◆ Goal: Using the entries that follow, collect the lines where the word "TradingView" appears.

◆ Entries supplied:
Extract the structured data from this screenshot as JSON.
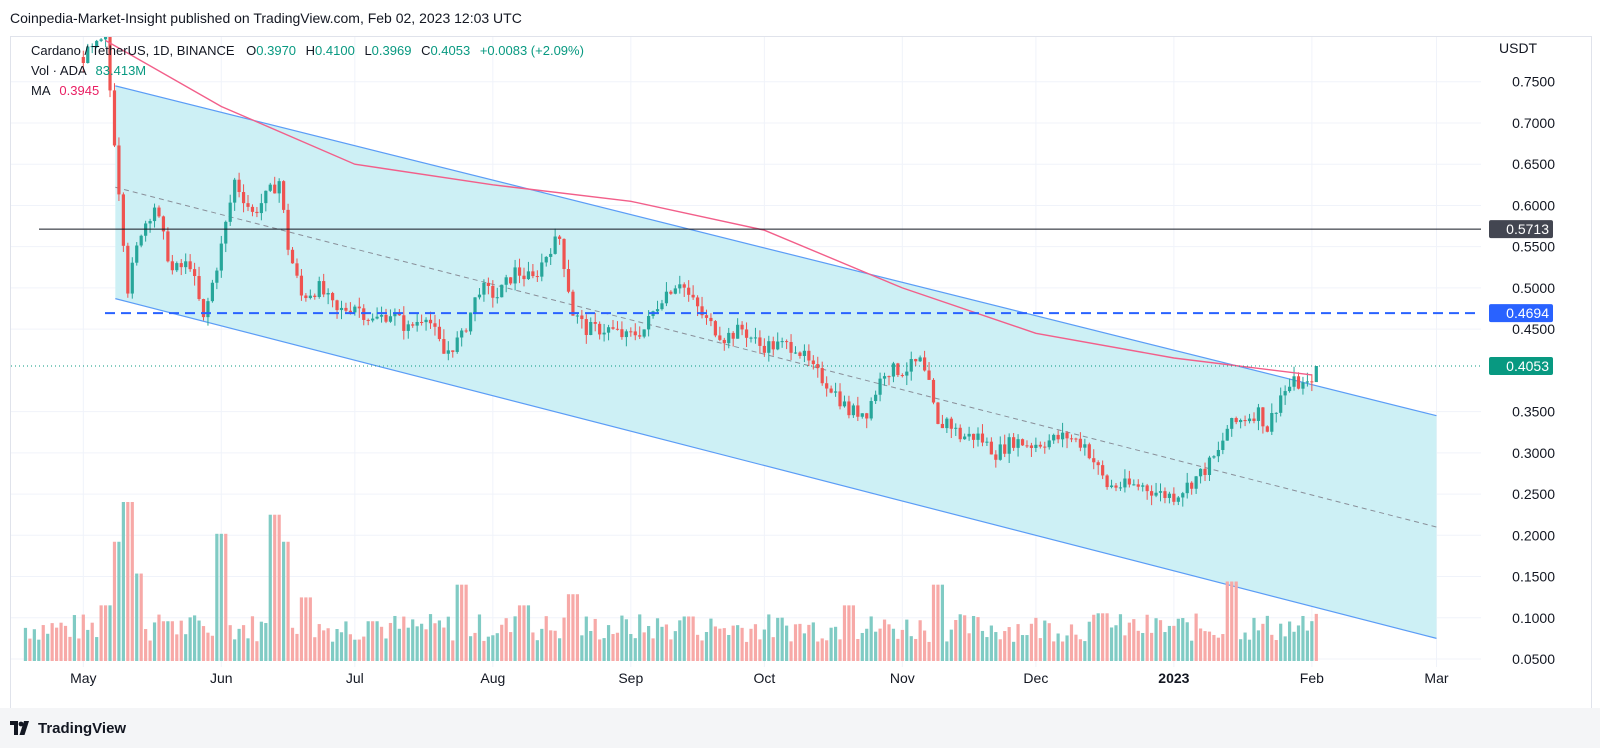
{
  "publisher": "Coinpedia-Market-Insight published on TradingView.com, Feb 02, 2023 12:03 UTC",
  "brand": "TradingView",
  "legend": {
    "symbol": "Cardano / TetherUS, 1D, BINANCE",
    "o_label": "O",
    "o": "0.3970",
    "h_label": "H",
    "h": "0.4100",
    "l_label": "L",
    "l": "0.3969",
    "c_label": "C",
    "c": "0.4053",
    "change": "+0.0083 (+2.09%)",
    "vol_label": "Vol · ADA",
    "vol": "83.413M",
    "ma_label": "MA",
    "ma": "0.3945"
  },
  "colors": {
    "up": "#26a69a",
    "down": "#ef5350",
    "channel_fill": "#cdf0f5",
    "channel_line": "#5b9cf6",
    "ma_line": "#f25f8a",
    "level_dashed": "#2962ff",
    "level_solid": "#131722",
    "price_line": "#089981",
    "grid": "#f0f3fa"
  },
  "chart_data": {
    "type": "candlestick",
    "title": "Cardano / TetherUS, 1D, BINANCE",
    "ylabel": "USDT",
    "ylim": [
      0.05,
      0.78
    ],
    "yticks": [
      "0.7500",
      "0.7000",
      "0.6500",
      "0.6000",
      "0.5500",
      "0.5000",
      "0.4500",
      "0.3500",
      "0.3000",
      "0.2500",
      "0.2000",
      "0.1500",
      "0.1000",
      "0.0500"
    ],
    "xticks": [
      {
        "label": "May",
        "date": "2022-05-01"
      },
      {
        "label": "Jun",
        "date": "2022-06-01"
      },
      {
        "label": "Jul",
        "date": "2022-07-01"
      },
      {
        "label": "Aug",
        "date": "2022-08-01"
      },
      {
        "label": "Sep",
        "date": "2022-09-01"
      },
      {
        "label": "Oct",
        "date": "2022-10-01"
      },
      {
        "label": "Nov",
        "date": "2022-11-01"
      },
      {
        "label": "Dec",
        "date": "2022-12-01"
      },
      {
        "label": "2023",
        "date": "2023-01-01"
      },
      {
        "label": "Feb",
        "date": "2023-02-01"
      },
      {
        "label": "Mar",
        "date": "2023-03-01"
      }
    ],
    "last_price": "0.4053",
    "horizontal_levels": [
      {
        "value": 0.5713,
        "label": "0.5713",
        "style": "solid"
      },
      {
        "value": 0.4694,
        "label": "0.4694",
        "style": "dashed"
      }
    ],
    "channel": {
      "upper": [
        {
          "date": "2022-05-01",
          "value": 0.745
        },
        {
          "date": "2023-03-01",
          "value": 0.345
        }
      ],
      "middle": [
        {
          "date": "2022-05-01",
          "value": 0.622
        },
        {
          "date": "2023-03-01",
          "value": 0.21
        }
      ],
      "lower": [
        {
          "date": "2022-05-01",
          "value": 0.487
        },
        {
          "date": "2023-03-01",
          "value": 0.075
        }
      ]
    },
    "ma_series": [
      {
        "date": "2022-05-06",
        "value": 0.84
      },
      {
        "date": "2022-06-01",
        "value": 0.72
      },
      {
        "date": "2022-07-01",
        "value": 0.65
      },
      {
        "date": "2022-08-01",
        "value": 0.625
      },
      {
        "date": "2022-09-01",
        "value": 0.605
      },
      {
        "date": "2022-10-01",
        "value": 0.57
      },
      {
        "date": "2022-11-01",
        "value": 0.5
      },
      {
        "date": "2022-12-01",
        "value": 0.445
      },
      {
        "date": "2023-01-01",
        "value": 0.415
      },
      {
        "date": "2023-02-01",
        "value": 0.3945
      }
    ],
    "price_series": [
      {
        "date": "2022-05-01",
        "close": 0.78
      },
      {
        "date": "2022-05-06",
        "close": 0.8
      },
      {
        "date": "2022-05-09",
        "close": 0.62
      },
      {
        "date": "2022-05-11",
        "close": 0.5
      },
      {
        "date": "2022-05-14",
        "close": 0.57
      },
      {
        "date": "2022-05-17",
        "close": 0.6
      },
      {
        "date": "2022-05-21",
        "close": 0.52
      },
      {
        "date": "2022-05-25",
        "close": 0.53
      },
      {
        "date": "2022-05-28",
        "close": 0.46
      },
      {
        "date": "2022-06-01",
        "close": 0.55
      },
      {
        "date": "2022-06-04",
        "close": 0.63
      },
      {
        "date": "2022-06-08",
        "close": 0.59
      },
      {
        "date": "2022-06-11",
        "close": 0.61
      },
      {
        "date": "2022-06-14",
        "close": 0.63
      },
      {
        "date": "2022-06-16",
        "close": 0.55
      },
      {
        "date": "2022-06-19",
        "close": 0.49
      },
      {
        "date": "2022-06-23",
        "close": 0.5
      },
      {
        "date": "2022-06-27",
        "close": 0.47
      },
      {
        "date": "2022-07-01",
        "close": 0.48
      },
      {
        "date": "2022-07-05",
        "close": 0.46
      },
      {
        "date": "2022-07-09",
        "close": 0.47
      },
      {
        "date": "2022-07-13",
        "close": 0.45
      },
      {
        "date": "2022-07-17",
        "close": 0.47
      },
      {
        "date": "2022-07-21",
        "close": 0.42
      },
      {
        "date": "2022-07-25",
        "close": 0.44
      },
      {
        "date": "2022-07-29",
        "close": 0.5
      },
      {
        "date": "2022-08-02",
        "close": 0.49
      },
      {
        "date": "2022-08-06",
        "close": 0.52
      },
      {
        "date": "2022-08-10",
        "close": 0.51
      },
      {
        "date": "2022-08-14",
        "close": 0.55
      },
      {
        "date": "2022-08-16",
        "close": 0.56
      },
      {
        "date": "2022-08-19",
        "close": 0.47
      },
      {
        "date": "2022-08-22",
        "close": 0.45
      },
      {
        "date": "2022-08-27",
        "close": 0.45
      },
      {
        "date": "2022-08-31",
        "close": 0.44
      },
      {
        "date": "2022-09-04",
        "close": 0.45
      },
      {
        "date": "2022-09-08",
        "close": 0.49
      },
      {
        "date": "2022-09-12",
        "close": 0.51
      },
      {
        "date": "2022-09-14",
        "close": 0.49
      },
      {
        "date": "2022-09-18",
        "close": 0.46
      },
      {
        "date": "2022-09-22",
        "close": 0.44
      },
      {
        "date": "2022-09-26",
        "close": 0.45
      },
      {
        "date": "2022-09-30",
        "close": 0.43
      },
      {
        "date": "2022-10-04",
        "close": 0.43
      },
      {
        "date": "2022-10-08",
        "close": 0.43
      },
      {
        "date": "2022-10-12",
        "close": 0.4
      },
      {
        "date": "2022-10-16",
        "close": 0.38
      },
      {
        "date": "2022-10-20",
        "close": 0.35
      },
      {
        "date": "2022-10-24",
        "close": 0.35
      },
      {
        "date": "2022-10-28",
        "close": 0.4
      },
      {
        "date": "2022-11-01",
        "close": 0.4
      },
      {
        "date": "2022-11-05",
        "close": 0.41
      },
      {
        "date": "2022-11-07",
        "close": 0.38
      },
      {
        "date": "2022-11-09",
        "close": 0.33
      },
      {
        "date": "2022-11-11",
        "close": 0.34
      },
      {
        "date": "2022-11-14",
        "close": 0.32
      },
      {
        "date": "2022-11-18",
        "close": 0.32
      },
      {
        "date": "2022-11-22",
        "close": 0.3
      },
      {
        "date": "2022-11-26",
        "close": 0.315
      },
      {
        "date": "2022-11-30",
        "close": 0.31
      },
      {
        "date": "2022-12-04",
        "close": 0.315
      },
      {
        "date": "2022-12-08",
        "close": 0.32
      },
      {
        "date": "2022-12-12",
        "close": 0.31
      },
      {
        "date": "2022-12-15",
        "close": 0.28
      },
      {
        "date": "2022-12-17",
        "close": 0.26
      },
      {
        "date": "2022-12-21",
        "close": 0.26
      },
      {
        "date": "2022-12-25",
        "close": 0.26
      },
      {
        "date": "2022-12-29",
        "close": 0.25
      },
      {
        "date": "2023-01-01",
        "close": 0.248
      },
      {
        "date": "2023-01-04",
        "close": 0.26
      },
      {
        "date": "2023-01-08",
        "close": 0.28
      },
      {
        "date": "2023-01-11",
        "close": 0.3
      },
      {
        "date": "2023-01-13",
        "close": 0.33
      },
      {
        "date": "2023-01-16",
        "close": 0.34
      },
      {
        "date": "2023-01-20",
        "close": 0.35
      },
      {
        "date": "2023-01-22",
        "close": 0.33
      },
      {
        "date": "2023-01-25",
        "close": 0.37
      },
      {
        "date": "2023-01-28",
        "close": 0.385
      },
      {
        "date": "2023-01-31",
        "close": 0.38
      },
      {
        "date": "2023-02-02",
        "close": 0.4053
      }
    ],
    "volume_series": [
      {
        "date": "2022-05-06",
        "value": 0.35
      },
      {
        "date": "2022-05-09",
        "value": 0.75
      },
      {
        "date": "2022-05-11",
        "value": 1.0
      },
      {
        "date": "2022-05-13",
        "value": 0.55
      },
      {
        "date": "2022-05-20",
        "value": 0.25
      },
      {
        "date": "2022-06-01",
        "value": 0.3
      },
      {
        "date": "2022-06-01",
        "value": 0.8
      },
      {
        "date": "2022-06-13",
        "value": 0.92
      },
      {
        "date": "2022-06-15",
        "value": 0.75
      },
      {
        "date": "2022-06-20",
        "value": 0.4
      },
      {
        "date": "2022-07-05",
        "value": 0.25
      },
      {
        "date": "2022-07-25",
        "value": 0.48
      },
      {
        "date": "2022-08-08",
        "value": 0.35
      },
      {
        "date": "2022-08-19",
        "value": 0.42
      },
      {
        "date": "2022-09-14",
        "value": 0.28
      },
      {
        "date": "2022-10-20",
        "value": 0.35
      },
      {
        "date": "2022-11-09",
        "value": 0.48
      },
      {
        "date": "2022-12-16",
        "value": 0.3
      },
      {
        "date": "2023-01-14",
        "value": 0.5
      },
      {
        "date": "2023-02-02",
        "value": 0.2
      }
    ]
  }
}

◆ Solution:
  "publisher": "Coinpedia-Market-Insight published on TradingView.com, Feb 02, 2023 12:03 UTC",
  "brand": "TradingView",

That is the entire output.